What you are asked to do :: Among the entries below, find the lines with "beams" and copy them.

[Stored dataset items]
************

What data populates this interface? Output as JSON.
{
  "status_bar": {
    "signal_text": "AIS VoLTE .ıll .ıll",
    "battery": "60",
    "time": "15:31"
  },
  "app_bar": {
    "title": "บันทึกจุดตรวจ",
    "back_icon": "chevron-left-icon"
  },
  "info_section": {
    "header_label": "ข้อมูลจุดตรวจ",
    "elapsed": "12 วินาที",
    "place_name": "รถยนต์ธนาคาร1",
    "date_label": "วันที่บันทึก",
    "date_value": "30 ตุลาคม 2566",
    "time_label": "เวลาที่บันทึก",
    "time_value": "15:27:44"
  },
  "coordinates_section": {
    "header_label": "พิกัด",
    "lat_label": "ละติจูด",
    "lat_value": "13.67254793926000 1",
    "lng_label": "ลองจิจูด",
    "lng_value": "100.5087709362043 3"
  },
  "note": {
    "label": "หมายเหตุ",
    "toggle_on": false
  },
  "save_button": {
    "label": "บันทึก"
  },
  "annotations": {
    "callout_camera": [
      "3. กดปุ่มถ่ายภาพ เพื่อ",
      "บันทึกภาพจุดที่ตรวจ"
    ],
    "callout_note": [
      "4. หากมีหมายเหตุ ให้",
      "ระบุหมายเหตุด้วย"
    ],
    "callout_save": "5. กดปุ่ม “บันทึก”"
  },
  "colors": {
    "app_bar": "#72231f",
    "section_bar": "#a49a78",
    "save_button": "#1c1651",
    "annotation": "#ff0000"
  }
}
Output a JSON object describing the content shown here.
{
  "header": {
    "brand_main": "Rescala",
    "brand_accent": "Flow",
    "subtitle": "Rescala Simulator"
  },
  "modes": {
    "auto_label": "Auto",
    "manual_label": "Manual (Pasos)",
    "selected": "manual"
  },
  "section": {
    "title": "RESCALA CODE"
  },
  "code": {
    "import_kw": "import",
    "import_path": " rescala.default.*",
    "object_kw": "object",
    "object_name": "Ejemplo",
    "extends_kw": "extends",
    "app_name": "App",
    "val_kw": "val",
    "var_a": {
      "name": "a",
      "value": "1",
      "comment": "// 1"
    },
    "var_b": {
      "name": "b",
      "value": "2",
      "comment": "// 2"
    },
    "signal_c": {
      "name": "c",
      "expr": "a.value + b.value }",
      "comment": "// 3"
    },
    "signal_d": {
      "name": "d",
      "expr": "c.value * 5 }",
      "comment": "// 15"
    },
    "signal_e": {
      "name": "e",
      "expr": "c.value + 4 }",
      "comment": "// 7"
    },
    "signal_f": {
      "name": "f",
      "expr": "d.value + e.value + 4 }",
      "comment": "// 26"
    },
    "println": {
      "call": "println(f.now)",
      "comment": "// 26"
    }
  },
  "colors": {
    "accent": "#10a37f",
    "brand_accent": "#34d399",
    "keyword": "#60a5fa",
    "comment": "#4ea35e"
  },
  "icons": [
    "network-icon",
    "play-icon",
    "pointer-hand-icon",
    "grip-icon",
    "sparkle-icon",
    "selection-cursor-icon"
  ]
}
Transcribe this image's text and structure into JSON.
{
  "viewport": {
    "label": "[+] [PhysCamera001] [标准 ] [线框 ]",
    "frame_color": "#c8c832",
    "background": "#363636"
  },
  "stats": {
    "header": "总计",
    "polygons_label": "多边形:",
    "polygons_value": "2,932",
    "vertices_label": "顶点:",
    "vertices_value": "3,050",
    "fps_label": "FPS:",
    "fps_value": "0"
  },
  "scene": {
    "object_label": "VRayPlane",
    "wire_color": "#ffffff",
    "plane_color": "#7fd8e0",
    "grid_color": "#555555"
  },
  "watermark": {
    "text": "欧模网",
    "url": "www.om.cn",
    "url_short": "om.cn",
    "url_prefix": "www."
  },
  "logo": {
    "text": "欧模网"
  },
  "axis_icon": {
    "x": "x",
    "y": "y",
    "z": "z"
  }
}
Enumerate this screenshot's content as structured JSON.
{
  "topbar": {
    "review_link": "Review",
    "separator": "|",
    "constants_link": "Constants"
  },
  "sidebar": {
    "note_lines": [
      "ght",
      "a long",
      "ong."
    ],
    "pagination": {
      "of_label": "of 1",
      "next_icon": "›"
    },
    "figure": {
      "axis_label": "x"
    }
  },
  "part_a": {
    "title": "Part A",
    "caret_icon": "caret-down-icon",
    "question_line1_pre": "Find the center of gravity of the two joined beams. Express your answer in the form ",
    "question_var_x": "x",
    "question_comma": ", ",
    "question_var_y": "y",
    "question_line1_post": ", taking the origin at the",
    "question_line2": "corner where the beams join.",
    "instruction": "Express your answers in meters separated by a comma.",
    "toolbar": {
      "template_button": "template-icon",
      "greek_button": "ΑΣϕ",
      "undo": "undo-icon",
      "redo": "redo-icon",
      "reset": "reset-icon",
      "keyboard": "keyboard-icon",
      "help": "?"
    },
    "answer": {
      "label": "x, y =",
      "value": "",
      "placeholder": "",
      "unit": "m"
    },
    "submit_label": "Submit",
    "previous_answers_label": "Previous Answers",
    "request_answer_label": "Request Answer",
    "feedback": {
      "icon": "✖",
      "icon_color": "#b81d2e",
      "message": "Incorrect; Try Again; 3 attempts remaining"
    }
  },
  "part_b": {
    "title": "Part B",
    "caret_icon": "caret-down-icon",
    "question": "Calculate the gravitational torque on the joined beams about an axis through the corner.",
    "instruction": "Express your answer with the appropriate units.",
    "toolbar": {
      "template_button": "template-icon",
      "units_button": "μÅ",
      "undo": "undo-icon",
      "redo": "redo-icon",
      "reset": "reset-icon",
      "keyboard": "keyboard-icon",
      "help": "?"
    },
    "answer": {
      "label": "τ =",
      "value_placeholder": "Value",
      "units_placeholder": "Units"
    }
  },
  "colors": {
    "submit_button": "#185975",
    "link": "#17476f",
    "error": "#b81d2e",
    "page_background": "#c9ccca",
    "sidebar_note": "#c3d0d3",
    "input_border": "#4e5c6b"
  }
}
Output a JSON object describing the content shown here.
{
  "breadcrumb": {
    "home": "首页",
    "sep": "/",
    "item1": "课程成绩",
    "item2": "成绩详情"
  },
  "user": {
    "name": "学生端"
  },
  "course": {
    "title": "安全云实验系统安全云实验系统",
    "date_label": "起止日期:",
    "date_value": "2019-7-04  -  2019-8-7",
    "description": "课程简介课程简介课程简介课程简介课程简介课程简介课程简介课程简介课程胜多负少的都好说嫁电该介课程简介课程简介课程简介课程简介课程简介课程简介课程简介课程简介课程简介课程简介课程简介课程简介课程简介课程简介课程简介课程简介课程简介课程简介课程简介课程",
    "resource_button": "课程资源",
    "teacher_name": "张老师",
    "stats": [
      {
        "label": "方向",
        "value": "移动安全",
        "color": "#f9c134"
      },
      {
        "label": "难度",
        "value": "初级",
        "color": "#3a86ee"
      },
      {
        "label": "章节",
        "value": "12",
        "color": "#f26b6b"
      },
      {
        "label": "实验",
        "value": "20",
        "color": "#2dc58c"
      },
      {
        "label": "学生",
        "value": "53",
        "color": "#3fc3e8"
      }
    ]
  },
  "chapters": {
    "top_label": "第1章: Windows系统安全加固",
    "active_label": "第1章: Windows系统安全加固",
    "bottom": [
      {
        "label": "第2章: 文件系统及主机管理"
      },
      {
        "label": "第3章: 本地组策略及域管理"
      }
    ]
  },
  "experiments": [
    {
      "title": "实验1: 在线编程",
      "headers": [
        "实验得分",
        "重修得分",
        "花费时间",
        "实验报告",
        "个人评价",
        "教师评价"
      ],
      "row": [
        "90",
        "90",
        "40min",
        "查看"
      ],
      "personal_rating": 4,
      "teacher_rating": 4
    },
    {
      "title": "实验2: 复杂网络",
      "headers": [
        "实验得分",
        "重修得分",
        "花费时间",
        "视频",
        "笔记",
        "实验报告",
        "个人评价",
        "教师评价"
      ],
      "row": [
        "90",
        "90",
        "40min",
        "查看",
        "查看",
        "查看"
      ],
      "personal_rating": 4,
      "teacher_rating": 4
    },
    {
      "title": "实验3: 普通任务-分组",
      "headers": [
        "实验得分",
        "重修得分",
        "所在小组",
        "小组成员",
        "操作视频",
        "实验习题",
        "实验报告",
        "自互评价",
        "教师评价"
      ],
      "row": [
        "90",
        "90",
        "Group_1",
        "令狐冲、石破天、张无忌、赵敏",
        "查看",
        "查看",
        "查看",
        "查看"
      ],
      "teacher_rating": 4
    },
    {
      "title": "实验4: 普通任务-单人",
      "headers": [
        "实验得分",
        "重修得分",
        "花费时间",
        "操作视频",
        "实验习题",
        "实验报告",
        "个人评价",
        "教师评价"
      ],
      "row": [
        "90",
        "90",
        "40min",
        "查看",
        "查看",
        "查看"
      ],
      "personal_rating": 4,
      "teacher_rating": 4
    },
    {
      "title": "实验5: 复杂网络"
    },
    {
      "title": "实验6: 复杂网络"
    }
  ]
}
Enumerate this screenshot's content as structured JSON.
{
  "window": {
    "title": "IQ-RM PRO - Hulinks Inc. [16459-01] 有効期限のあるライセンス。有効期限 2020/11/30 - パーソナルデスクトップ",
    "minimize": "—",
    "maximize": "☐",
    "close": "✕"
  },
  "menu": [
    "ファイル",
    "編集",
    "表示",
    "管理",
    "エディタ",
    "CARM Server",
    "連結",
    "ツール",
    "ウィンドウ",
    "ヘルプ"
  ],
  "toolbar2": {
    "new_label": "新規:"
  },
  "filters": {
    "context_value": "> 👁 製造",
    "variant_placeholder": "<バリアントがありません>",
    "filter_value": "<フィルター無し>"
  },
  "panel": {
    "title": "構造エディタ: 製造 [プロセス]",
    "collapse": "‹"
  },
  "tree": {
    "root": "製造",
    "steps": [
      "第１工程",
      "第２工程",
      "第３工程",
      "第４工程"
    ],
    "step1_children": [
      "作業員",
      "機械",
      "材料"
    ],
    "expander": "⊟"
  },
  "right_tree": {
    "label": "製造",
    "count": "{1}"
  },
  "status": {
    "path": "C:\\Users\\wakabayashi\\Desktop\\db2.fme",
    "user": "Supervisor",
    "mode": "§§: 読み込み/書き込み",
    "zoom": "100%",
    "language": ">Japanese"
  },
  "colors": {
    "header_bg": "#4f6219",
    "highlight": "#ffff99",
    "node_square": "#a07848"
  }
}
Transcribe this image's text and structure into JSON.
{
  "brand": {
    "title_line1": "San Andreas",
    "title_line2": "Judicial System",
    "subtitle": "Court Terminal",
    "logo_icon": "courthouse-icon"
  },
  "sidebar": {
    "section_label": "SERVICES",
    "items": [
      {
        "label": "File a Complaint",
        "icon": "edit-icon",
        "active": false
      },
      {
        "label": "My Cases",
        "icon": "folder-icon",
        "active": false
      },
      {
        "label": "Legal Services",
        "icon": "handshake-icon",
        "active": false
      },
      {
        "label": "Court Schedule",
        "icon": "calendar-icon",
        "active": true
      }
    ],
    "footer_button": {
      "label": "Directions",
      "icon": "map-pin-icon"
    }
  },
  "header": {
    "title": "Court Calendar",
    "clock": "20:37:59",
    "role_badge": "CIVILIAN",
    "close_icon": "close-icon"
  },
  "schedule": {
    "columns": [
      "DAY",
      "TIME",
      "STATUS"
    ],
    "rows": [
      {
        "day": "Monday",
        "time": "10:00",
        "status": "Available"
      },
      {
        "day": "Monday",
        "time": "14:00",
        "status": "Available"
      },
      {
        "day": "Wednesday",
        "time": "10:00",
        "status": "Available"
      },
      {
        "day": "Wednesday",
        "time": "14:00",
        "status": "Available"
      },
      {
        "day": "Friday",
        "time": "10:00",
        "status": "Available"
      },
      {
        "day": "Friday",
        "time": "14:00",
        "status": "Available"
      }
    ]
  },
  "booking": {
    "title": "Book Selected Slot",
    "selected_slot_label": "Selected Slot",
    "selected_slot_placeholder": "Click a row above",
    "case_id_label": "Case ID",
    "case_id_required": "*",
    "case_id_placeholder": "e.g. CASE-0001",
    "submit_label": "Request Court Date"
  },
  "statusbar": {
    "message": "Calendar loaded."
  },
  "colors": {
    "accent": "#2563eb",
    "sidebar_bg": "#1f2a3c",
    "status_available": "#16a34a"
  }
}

************

Correct response ::
    "question_line1_pre": "Find the center of gravity of the two joined beams. Express your answer in the form ",
    "question_line2": "corner where the beams join.",
    "question": "Calculate the gravitational torque on the joined beams about an axis through the corner.",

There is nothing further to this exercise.